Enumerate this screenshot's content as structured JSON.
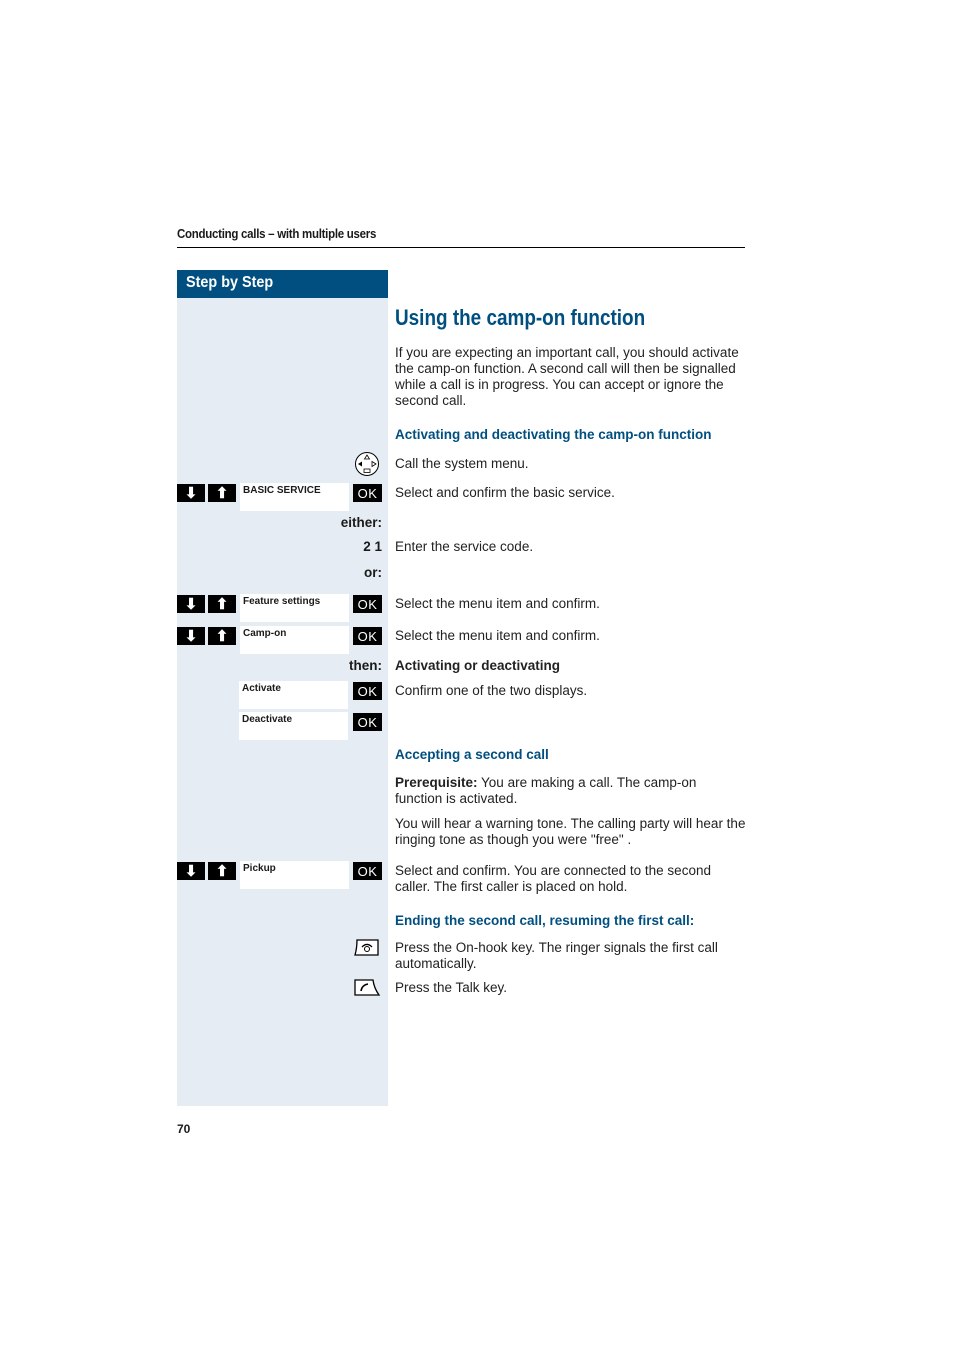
{
  "header": {
    "running_title": "Conducting calls – with multiple users",
    "sidebar_title": "Step by Step"
  },
  "main": {
    "title": "Using the camp-on function",
    "intro": "If you are expecting an important call, you should activate the camp-on function. A second call will then be signalled while a call is in progress. You can accept or ignore the second call.",
    "section1": {
      "heading": "Activating and deactivating the camp-on function",
      "steps": [
        {
          "icon": "navigator-key-icon",
          "text": "Call the system menu."
        },
        {
          "display": "BASIC SERVICE",
          "ok": "OK",
          "text": "Select and confirm the basic service."
        },
        {
          "label": "either:"
        },
        {
          "label": "2 1",
          "text": "Enter the service code."
        },
        {
          "label": "or:"
        },
        {
          "display": "Feature settings",
          "ok": "OK",
          "text": "Select the menu item and confirm."
        },
        {
          "display": "Camp-on",
          "ok": "OK",
          "text": "Select the menu item and confirm."
        },
        {
          "label": "then:",
          "text": "Activating or deactivating"
        },
        {
          "display": "Activate",
          "ok": "OK",
          "text": "Confirm one of the two displays."
        },
        {
          "display": "Deactivate",
          "ok": "OK"
        }
      ]
    },
    "section2": {
      "heading": "Accepting a second call",
      "prereq_label": "Prerequisite:",
      "prereq_text": " You are making a call. The camp-on function is activated.",
      "warning_text": "You will hear a warning tone. The calling party will hear the ringing tone as though you were \"free\" .",
      "steps": [
        {
          "display": "Pickup",
          "ok": "OK",
          "text": "Select and confirm. You are connected to the second caller. The first caller is placed on hold."
        }
      ]
    },
    "section3": {
      "heading": "Ending the second call, resuming the first call:",
      "steps": [
        {
          "icon": "on-hook-key-icon",
          "text": "Press the On-hook key. The ringer signals the first call automatically."
        },
        {
          "icon": "talk-key-icon",
          "text": "Press the Talk key."
        }
      ]
    }
  },
  "buttons": {
    "down": "⬇",
    "up": "⬆"
  },
  "footer": {
    "page_number": "70"
  }
}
******************************
_What is needed_
Return every line of the records exactly as given, pictures excluded.

_Exercise solution_
Enumerate this screenshot's content as structured JSON.
{
  "header": {
    "running_title": "Conducting calls – with multiple users",
    "sidebar_title": "Step by Step"
  },
  "main": {
    "title": "Using the camp-on function",
    "intro": "If you are expecting an important call, you should activate the camp-on function. A second call will then be signalled while a call is in progress. You can accept or ignore the second call.",
    "section1": {
      "heading": "Activating and deactivating the camp-on function",
      "steps": [
        {
          "icon": "navigator-key-icon",
          "text": "Call the system menu."
        },
        {
          "display": "BASIC SERVICE",
          "ok": "OK",
          "text": "Select and confirm the basic service."
        },
        {
          "label": "either:"
        },
        {
          "label": "2 1",
          "text": "Enter the service code."
        },
        {
          "label": "or:"
        },
        {
          "display": "Feature settings",
          "ok": "OK",
          "text": "Select the menu item and confirm."
        },
        {
          "display": "Camp-on",
          "ok": "OK",
          "text": "Select the menu item and confirm."
        },
        {
          "label": "then:",
          "text": "Activating or deactivating"
        },
        {
          "display": "Activate",
          "ok": "OK",
          "text": "Confirm one of the two displays."
        },
        {
          "display": "Deactivate",
          "ok": "OK"
        }
      ]
    },
    "section2": {
      "heading": "Accepting a second call",
      "prereq_label": "Prerequisite:",
      "prereq_text": " You are making a call. The camp-on function is activated.",
      "warning_text": "You will hear a warning tone. The calling party will hear the ringing tone as though you were \"free\" .",
      "steps": [
        {
          "display": "Pickup",
          "ok": "OK",
          "text": "Select and confirm. You are connected to the second caller. The first caller is placed on hold."
        }
      ]
    },
    "section3": {
      "heading": "Ending the second call, resuming the first call:",
      "steps": [
        {
          "icon": "on-hook-key-icon",
          "text": "Press the On-hook key. The ringer signals the first call automatically."
        },
        {
          "icon": "talk-key-icon",
          "text": "Press the Talk key."
        }
      ]
    }
  },
  "buttons": {
    "down": "⬇",
    "up": "⬆"
  },
  "footer": {
    "page_number": "70"
  }
}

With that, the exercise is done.